— begin EXERCISE INPUTS —
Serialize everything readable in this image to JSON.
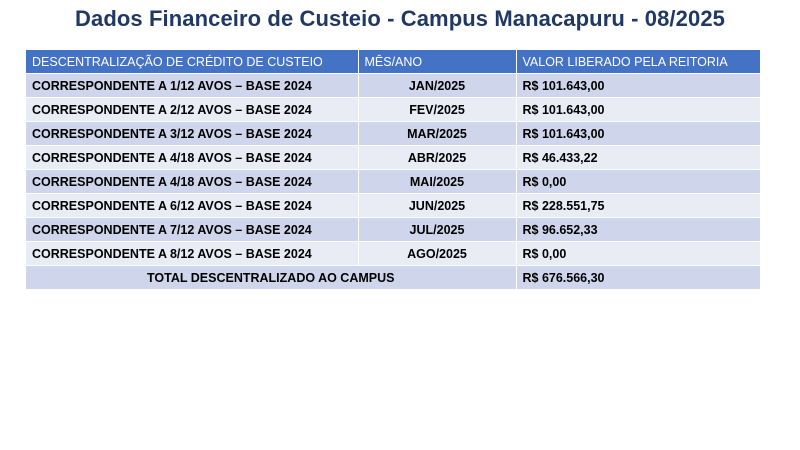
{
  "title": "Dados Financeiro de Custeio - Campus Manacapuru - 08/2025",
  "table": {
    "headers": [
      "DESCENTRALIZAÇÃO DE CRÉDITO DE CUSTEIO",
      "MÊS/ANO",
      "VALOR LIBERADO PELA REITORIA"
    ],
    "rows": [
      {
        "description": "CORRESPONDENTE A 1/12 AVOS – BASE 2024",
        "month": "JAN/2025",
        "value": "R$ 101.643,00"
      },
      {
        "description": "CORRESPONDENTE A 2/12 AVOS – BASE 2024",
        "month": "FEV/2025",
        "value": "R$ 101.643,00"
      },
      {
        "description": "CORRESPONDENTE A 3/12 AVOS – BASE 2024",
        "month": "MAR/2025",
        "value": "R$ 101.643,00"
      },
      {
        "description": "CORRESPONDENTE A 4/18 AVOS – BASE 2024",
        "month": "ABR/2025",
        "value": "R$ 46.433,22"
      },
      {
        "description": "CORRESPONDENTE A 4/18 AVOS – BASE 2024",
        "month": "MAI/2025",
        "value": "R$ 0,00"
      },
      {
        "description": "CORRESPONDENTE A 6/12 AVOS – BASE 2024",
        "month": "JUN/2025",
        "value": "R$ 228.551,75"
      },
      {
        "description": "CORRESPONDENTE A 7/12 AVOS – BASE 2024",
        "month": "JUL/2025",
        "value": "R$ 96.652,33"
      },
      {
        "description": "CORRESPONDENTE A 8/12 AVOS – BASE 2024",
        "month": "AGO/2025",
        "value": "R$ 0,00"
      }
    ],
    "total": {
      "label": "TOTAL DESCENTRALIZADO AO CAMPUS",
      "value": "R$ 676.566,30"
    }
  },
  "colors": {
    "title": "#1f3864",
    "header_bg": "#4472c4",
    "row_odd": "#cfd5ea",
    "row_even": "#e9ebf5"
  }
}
— end EXERCISE INPUTS —
• _STATED TASK_:
The data above needs to be retyped exactly, with the images left out.

• _SOLUTION BELOW_:
Serialize everything readable in this image to JSON.
{
  "title": "Dados Financeiro de Custeio - Campus Manacapuru - 08/2025",
  "table": {
    "headers": [
      "DESCENTRALIZAÇÃO DE CRÉDITO DE CUSTEIO",
      "MÊS/ANO",
      "VALOR LIBERADO PELA REITORIA"
    ],
    "rows": [
      {
        "description": "CORRESPONDENTE A 1/12 AVOS – BASE 2024",
        "month": "JAN/2025",
        "value": "R$ 101.643,00"
      },
      {
        "description": "CORRESPONDENTE A 2/12 AVOS – BASE 2024",
        "month": "FEV/2025",
        "value": "R$ 101.643,00"
      },
      {
        "description": "CORRESPONDENTE A 3/12 AVOS – BASE 2024",
        "month": "MAR/2025",
        "value": "R$ 101.643,00"
      },
      {
        "description": "CORRESPONDENTE A 4/18 AVOS – BASE 2024",
        "month": "ABR/2025",
        "value": "R$ 46.433,22"
      },
      {
        "description": "CORRESPONDENTE A 4/18 AVOS – BASE 2024",
        "month": "MAI/2025",
        "value": "R$ 0,00"
      },
      {
        "description": "CORRESPONDENTE A 6/12 AVOS – BASE 2024",
        "month": "JUN/2025",
        "value": "R$ 228.551,75"
      },
      {
        "description": "CORRESPONDENTE A 7/12 AVOS – BASE 2024",
        "month": "JUL/2025",
        "value": "R$ 96.652,33"
      },
      {
        "description": "CORRESPONDENTE A 8/12 AVOS – BASE 2024",
        "month": "AGO/2025",
        "value": "R$ 0,00"
      }
    ],
    "total": {
      "label": "TOTAL DESCENTRALIZADO AO CAMPUS",
      "value": "R$ 676.566,30"
    }
  },
  "colors": {
    "title": "#1f3864",
    "header_bg": "#4472c4",
    "row_odd": "#cfd5ea",
    "row_even": "#e9ebf5"
  }
}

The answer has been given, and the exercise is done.